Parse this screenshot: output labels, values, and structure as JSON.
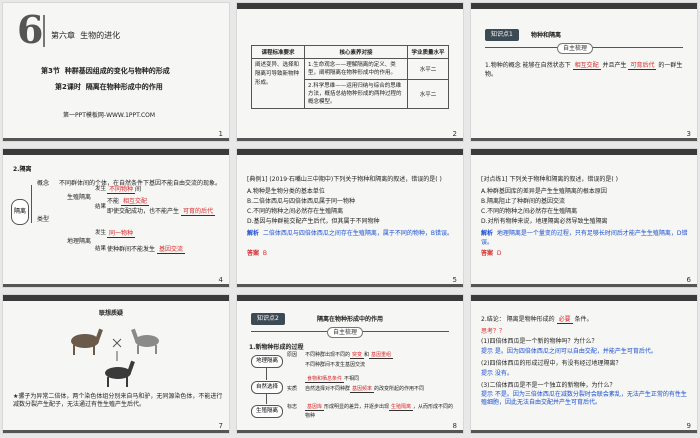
{
  "s1": {
    "big_num": "6",
    "chapter": "第六章",
    "chapter_title": "生物的进化",
    "section": "第3节",
    "section_title": "种群基因组成的变化与物种的形成",
    "lesson": "第2课时",
    "lesson_title": "隔离在物种形成中的作用",
    "credit": "第一PPT模板网-WWW.1PPT.COM",
    "page": "1"
  },
  "s2": {
    "headers": [
      "课程标准要求",
      "核心素养对接",
      "学业质量水平"
    ],
    "left_text": "阐述变异、选择和隔离可导致新物种形成。",
    "rows": [
      {
        "core": "1.生命观念——理解隔离的定义、类型，阐明隔离在物种形成中的作用。",
        "level": "水平二"
      },
      {
        "core": "2.科学思维——运用归纳与综合的思维方法，概括总结物种形成的两种过程的概念模型。",
        "level": "水平二"
      }
    ],
    "page": "2"
  },
  "s3": {
    "tab": "知识点1",
    "tab_title": "物种和隔离",
    "pill": "自主梳理",
    "line1_prefix": "1.物种的概念 能够在自然状态下",
    "blank1": "相互交配",
    "line1_mid": "并且产生",
    "blank2": "可育后代",
    "line1_suffix": "的一群生物。",
    "page": "3"
  },
  "s4": {
    "heading": "2.隔离",
    "root": "隔离",
    "concept_label": "概念",
    "concept_text": "不同群体间的个体，在自然条件下基因不能自由交流的现象。",
    "types_label": "类型",
    "geo": "地理隔离",
    "repro": "生殖隔离",
    "happen": "发生",
    "result": "结果",
    "fill_diff_species": "不同物种",
    "fill_between": "间",
    "cannot": "不能",
    "fill_mate": "相互交配",
    "even_if": "即使交配成功，也不能产生",
    "fill_fertile": "可育的后代",
    "fill_same": "同一物种",
    "makes": "使种群间不能发生",
    "fill_gene": "基因交流",
    "page": "4"
  },
  "s5": {
    "q": "[典例1] (2019·石嘴山三中期中)下列关于物种和隔离的叙述，错误的是(     )",
    "opts": [
      "A.物种是生物分类的基本单位",
      "B.二倍体西瓜与四倍体西瓜属于同一物种",
      "C.不同的物种之间必然存在生殖隔离",
      "D.基因与种群能交配产生后代，但其属于不同物种"
    ],
    "explain_label": "解析",
    "explain": "二倍体西瓜与四倍体西瓜之间存在生殖隔离，属于不同的物种，B错误。",
    "answer_label": "答案",
    "answer": "B",
    "page": "5"
  },
  "s6": {
    "q": "[对点练1] 下列关于物种和隔离的叙述，错误的是(     )",
    "opts": [
      "A.种群基因库的差异是产生生殖隔离的根本原因",
      "B.隔离阻止了种群间的基因交流",
      "C.不同的物种之间必然存在生殖隔离",
      "D.对所有物种来说，地理隔离必然导致生殖隔离"
    ],
    "explain_label": "解析",
    "explain": "地理隔离是一个量变的过程，只有足够长时间后才能产生生殖隔离，D错误。",
    "answer_label": "答案",
    "answer": "D",
    "page": "6"
  },
  "s7": {
    "title": "联想质疑",
    "caption": "★骡子为异常二倍体，两个染色体组分别来自马和驴，无同源染色体，不能进行减数分裂产生配子，无法通过有性生殖产生后代。",
    "page": "7"
  },
  "s8": {
    "tab": "知识点2",
    "tab_title": "隔离在物种形成中的作用",
    "pill": "自主梳理",
    "heading": "1.新物种形成的过程",
    "node1": "地理隔离",
    "node2": "自然选择",
    "node3": "生殖隔离",
    "b1": "原因",
    "b2": "实质",
    "b3": "标志",
    "t1a": "不同种群出现不同的",
    "t1b": "突变",
    "t1c": "和",
    "t1d": "基因重组",
    "t2": "不同种群间不发生基因交流",
    "t3a": "食物和栖息条件",
    "t3b": "不相同",
    "t4a": "自然选择对不同种群",
    "t4b": "基因频率",
    "t4c": "的改变所起的作用不同",
    "t5a": "基因库",
    "t5b": "形成明显的差异，并逐步出现",
    "t5c": "生殖隔离",
    "t5d": "，从而形成不同的物种",
    "page": "8"
  },
  "s9": {
    "line1a": "2.结论：",
    "line1b": "隔离是物种形成的",
    "line1c": "必要",
    "line1d": "条件。",
    "think": "思考？？",
    "q1": "(1)四倍体西瓜是一个新的物种吗？为什么？",
    "a1": "提示  是。因为四倍体西瓜之间可以自由交配，并能产生可育后代。",
    "q2": "(2)四倍体西瓜的形成过程中，有没有经过地理隔离？",
    "a2": "提示  没有。",
    "q3": "(3)二倍体西瓜是不是一个独立的新物种，为什么？",
    "a3": "提示  不是。因为三倍体西瓜在减数分裂时会联会紊乱，无法产生正常的有性生殖细胞，因此无法自由交配并产生可育后代。",
    "page": "9"
  },
  "colors": {
    "accent_red": "#d62b2b",
    "accent_blue": "#1a4fd0",
    "tab_bg": "#3b4a53"
  }
}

****************************************

▶ _WORK TO COMPLETE_:
Repeat each entry exactly as it appears; skip any picture.

▶ _FINAL RESULT_:
Parse this screenshot: output labels, values, and structure as JSON.
{
  "s1": {
    "big_num": "6",
    "chapter": "第六章",
    "chapter_title": "生物的进化",
    "section": "第3节",
    "section_title": "种群基因组成的变化与物种的形成",
    "lesson": "第2课时",
    "lesson_title": "隔离在物种形成中的作用",
    "credit": "第一PPT模板网-WWW.1PPT.COM",
    "page": "1"
  },
  "s2": {
    "headers": [
      "课程标准要求",
      "核心素养对接",
      "学业质量水平"
    ],
    "left_text": "阐述变异、选择和隔离可导致新物种形成。",
    "rows": [
      {
        "core": "1.生命观念——理解隔离的定义、类型，阐明隔离在物种形成中的作用。",
        "level": "水平二"
      },
      {
        "core": "2.科学思维——运用归纳与综合的思维方法，概括总结物种形成的两种过程的概念模型。",
        "level": "水平二"
      }
    ],
    "page": "2"
  },
  "s3": {
    "tab": "知识点1",
    "tab_title": "物种和隔离",
    "pill": "自主梳理",
    "line1_prefix": "1.物种的概念 能够在自然状态下",
    "blank1": "相互交配",
    "line1_mid": "并且产生",
    "blank2": "可育后代",
    "line1_suffix": "的一群生物。",
    "page": "3"
  },
  "s4": {
    "heading": "2.隔离",
    "root": "隔离",
    "concept_label": "概念",
    "concept_text": "不同群体间的个体，在自然条件下基因不能自由交流的现象。",
    "types_label": "类型",
    "geo": "地理隔离",
    "repro": "生殖隔离",
    "happen": "发生",
    "result": "结果",
    "fill_diff_species": "不同物种",
    "fill_between": "间",
    "cannot": "不能",
    "fill_mate": "相互交配",
    "even_if": "即使交配成功，也不能产生",
    "fill_fertile": "可育的后代",
    "fill_same": "同一物种",
    "makes": "使种群间不能发生",
    "fill_gene": "基因交流",
    "page": "4"
  },
  "s5": {
    "q": "[典例1] (2019·石嘴山三中期中)下列关于物种和隔离的叙述，错误的是(     )",
    "opts": [
      "A.物种是生物分类的基本单位",
      "B.二倍体西瓜与四倍体西瓜属于同一物种",
      "C.不同的物种之间必然存在生殖隔离",
      "D.基因与种群能交配产生后代，但其属于不同物种"
    ],
    "explain_label": "解析",
    "explain": "二倍体西瓜与四倍体西瓜之间存在生殖隔离，属于不同的物种，B错误。",
    "answer_label": "答案",
    "answer": "B",
    "page": "5"
  },
  "s6": {
    "q": "[对点练1] 下列关于物种和隔离的叙述，错误的是(     )",
    "opts": [
      "A.种群基因库的差异是产生生殖隔离的根本原因",
      "B.隔离阻止了种群间的基因交流",
      "C.不同的物种之间必然存在生殖隔离",
      "D.对所有物种来说，地理隔离必然导致生殖隔离"
    ],
    "explain_label": "解析",
    "explain": "地理隔离是一个量变的过程，只有足够长时间后才能产生生殖隔离，D错误。",
    "answer_label": "答案",
    "answer": "D",
    "page": "6"
  },
  "s7": {
    "title": "联想质疑",
    "caption": "★骡子为异常二倍体，两个染色体组分别来自马和驴，无同源染色体，不能进行减数分裂产生配子，无法通过有性生殖产生后代。",
    "page": "7"
  },
  "s8": {
    "tab": "知识点2",
    "tab_title": "隔离在物种形成中的作用",
    "pill": "自主梳理",
    "heading": "1.新物种形成的过程",
    "node1": "地理隔离",
    "node2": "自然选择",
    "node3": "生殖隔离",
    "b1": "原因",
    "b2": "实质",
    "b3": "标志",
    "t1a": "不同种群出现不同的",
    "t1b": "突变",
    "t1c": "和",
    "t1d": "基因重组",
    "t2": "不同种群间不发生基因交流",
    "t3a": "食物和栖息条件",
    "t3b": "不相同",
    "t4a": "自然选择对不同种群",
    "t4b": "基因频率",
    "t4c": "的改变所起的作用不同",
    "t5a": "基因库",
    "t5b": "形成明显的差异，并逐步出现",
    "t5c": "生殖隔离",
    "t5d": "，从而形成不同的物种",
    "page": "8"
  },
  "s9": {
    "line1a": "2.结论：",
    "line1b": "隔离是物种形成的",
    "line1c": "必要",
    "line1d": "条件。",
    "think": "思考？？",
    "q1": "(1)四倍体西瓜是一个新的物种吗？为什么？",
    "a1": "提示  是。因为四倍体西瓜之间可以自由交配，并能产生可育后代。",
    "q2": "(2)四倍体西瓜的形成过程中，有没有经过地理隔离？",
    "a2": "提示  没有。",
    "q3": "(3)二倍体西瓜是不是一个独立的新物种，为什么？",
    "a3": "提示  不是。因为三倍体西瓜在减数分裂时会联会紊乱，无法产生正常的有性生殖细胞，因此无法自由交配并产生可育后代。",
    "page": "9"
  },
  "colors": {
    "accent_red": "#d62b2b",
    "accent_blue": "#1a4fd0",
    "tab_bg": "#3b4a53"
  }
}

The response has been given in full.